# Set task 1:
Retype, character for character, the stretch of the stored entries from the first line through the line that contains "svg-text:60: 60 [87, 278, 98, 289]".
[Begin Text]
Element-wise operations in pytorch: https://deeplizard.com/learn/video/QscEWm0QTRY

In [1]:
import torch
import numpy as np
import matplotlib.pyplot as plt

In [2]:
# computational dynamic graph is a ds that helps to track changes in a tensor using graphs ds. The next code sets up computational tracking on a tensor
x = torch.tensor(2.0, requires_grad=True)

In [3]:
# defining a tensorial function 
y = 2*x**4 + x**3 + 3*x**2 + 5*x + 1
print(y)

tensor(63., grad_fn=<AddBackward0>)


In [8]:
# numerical differentiation
def f(x):
    return 3*x**2 - 4*x

def numerical_lim(f, x, h):
    return (f(x+h)-f(x))/h

h = 0.1
for i in range(7):
    print(f'h={h: 6f}, numerical limit = {numerical_lim(f, 1, h):.6f}')
    h *= 0.1

h= 0.100000, numerical limit = 2.300000
h= 0.010000, numerical limit = 2.030000
h= 0.001000, numerical limit = 2.003000
h= 0.000100, numerical limit = 2.000300
h= 0.000010, numerical limit = 2.000030
h= 0.000001, numerical limit = 2.000003
h= 0.000000, numerical limit = 2.000000


In [5]:
x = torch.arange(4.0, requires_grad=True)
print(x.grad) # the default value is None

None


In [6]:
y = torch.dot(x,x) # f(x_vector) = x . x = (||x||)^2 = (sqrt(x1^2 + ... xn^2))^2 = x1^2 + ... xn^2
print(y)

tensor(14., grad_fn=<DotBackward0>)


In [7]:
y.backward()

In [8]:
print(x)
print(x.grad)

tensor([0., 1., 2., 3.], requires_grad=True)
tensor([0., 2., 4., 6.])


In [10]:
x.grad == 2*x # check if 2*x is the general vector function solution of the operation grad(x_vector)

tensor([True, True, True, True])

In [11]:
# another example 
# f(x_vector) = x1 + x2 + ... + xn
# IMPORTANT!!! torch accumulates the gradient, to reset the gradient to zeros
x.grad.zero_()

tensor([0., 0., 0., 0.])

In [12]:
print(x.grad)

tensor([0., 0., 0., 0.])


In [10]:
print(x)

tensor([0., 1., 2., 3.], requires_grad=True)


In [13]:
# the derivative of a variable with respect to itself: dx/dx == 1
y = x.sum() # f(x_vector) = x1 + x2 + ... + xn
print(y)
y.backward()
print(x.grad)

tensor(6., grad_fn=<SumBackward0>)
[End Text]
[Begin Input rows]
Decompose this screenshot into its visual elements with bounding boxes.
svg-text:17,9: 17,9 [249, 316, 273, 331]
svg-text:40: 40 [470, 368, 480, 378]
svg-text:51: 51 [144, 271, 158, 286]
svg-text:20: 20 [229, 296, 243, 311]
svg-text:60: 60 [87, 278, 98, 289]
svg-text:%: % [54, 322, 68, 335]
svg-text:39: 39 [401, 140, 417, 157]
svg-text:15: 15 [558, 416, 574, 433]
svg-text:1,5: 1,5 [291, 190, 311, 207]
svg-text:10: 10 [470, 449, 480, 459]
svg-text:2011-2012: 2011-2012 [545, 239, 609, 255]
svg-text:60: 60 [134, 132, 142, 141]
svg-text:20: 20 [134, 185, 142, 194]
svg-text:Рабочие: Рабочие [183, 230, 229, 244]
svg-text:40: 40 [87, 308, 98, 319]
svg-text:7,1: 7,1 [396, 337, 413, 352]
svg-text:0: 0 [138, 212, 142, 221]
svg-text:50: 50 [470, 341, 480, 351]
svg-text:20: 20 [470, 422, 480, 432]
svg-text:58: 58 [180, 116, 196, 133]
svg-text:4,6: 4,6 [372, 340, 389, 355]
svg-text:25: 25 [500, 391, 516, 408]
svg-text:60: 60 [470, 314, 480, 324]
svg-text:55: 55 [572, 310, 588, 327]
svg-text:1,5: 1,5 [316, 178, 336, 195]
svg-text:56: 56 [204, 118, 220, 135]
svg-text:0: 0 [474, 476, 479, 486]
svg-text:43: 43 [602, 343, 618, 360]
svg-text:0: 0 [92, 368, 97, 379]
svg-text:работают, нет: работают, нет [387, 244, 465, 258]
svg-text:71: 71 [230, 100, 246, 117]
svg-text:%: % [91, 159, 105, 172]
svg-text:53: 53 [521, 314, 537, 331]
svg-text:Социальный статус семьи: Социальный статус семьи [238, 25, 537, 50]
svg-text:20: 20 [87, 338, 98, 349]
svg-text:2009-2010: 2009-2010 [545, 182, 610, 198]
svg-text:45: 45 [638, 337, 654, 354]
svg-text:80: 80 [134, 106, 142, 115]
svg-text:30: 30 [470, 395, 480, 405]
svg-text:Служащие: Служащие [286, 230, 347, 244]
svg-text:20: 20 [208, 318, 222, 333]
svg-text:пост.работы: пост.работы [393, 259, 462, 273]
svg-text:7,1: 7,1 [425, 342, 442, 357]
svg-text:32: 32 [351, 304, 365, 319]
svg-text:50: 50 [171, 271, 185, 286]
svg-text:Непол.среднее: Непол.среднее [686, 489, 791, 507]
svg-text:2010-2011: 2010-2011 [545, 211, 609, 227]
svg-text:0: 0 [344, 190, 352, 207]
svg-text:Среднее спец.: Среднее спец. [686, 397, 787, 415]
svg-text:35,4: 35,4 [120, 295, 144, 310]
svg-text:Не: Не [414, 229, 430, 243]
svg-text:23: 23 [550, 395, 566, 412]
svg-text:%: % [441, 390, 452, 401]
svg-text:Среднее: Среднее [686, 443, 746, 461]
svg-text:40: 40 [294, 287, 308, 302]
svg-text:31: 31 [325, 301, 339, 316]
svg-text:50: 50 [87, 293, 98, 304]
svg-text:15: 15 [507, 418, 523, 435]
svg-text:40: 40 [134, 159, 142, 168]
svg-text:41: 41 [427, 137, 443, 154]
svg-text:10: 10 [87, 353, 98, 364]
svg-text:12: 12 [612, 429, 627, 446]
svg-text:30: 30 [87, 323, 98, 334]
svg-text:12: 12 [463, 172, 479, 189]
[End Input rows]
# Set task 2:
Echo word for word the stretch of the PyTorch gradient notebook from "print(x.grad) # the" through "tensor(14., grad_fn=<DotBackward0>)".

# Correct output 1:
Decompose this screenshot into its visual elements with bounding boxes.
svg-text:17,9: 17,9 [249, 316, 273, 331]
svg-text:40: 40 [470, 368, 480, 378]
svg-text:51: 51 [144, 271, 158, 286]
svg-text:20: 20 [229, 296, 243, 311]
svg-text:60: 60 [87, 278, 98, 289]

# Correct output 2:
print(x.grad) # the default value is None

None


In [6]:
y = torch.dot(x,x) # f(x_vector) = x . x = (||x||)^2 = (sqrt(x1^2 + ... xn^2))^2 = x1^2 + ... xn^2
print(y)

tensor(14., grad_fn=<DotBackward0>)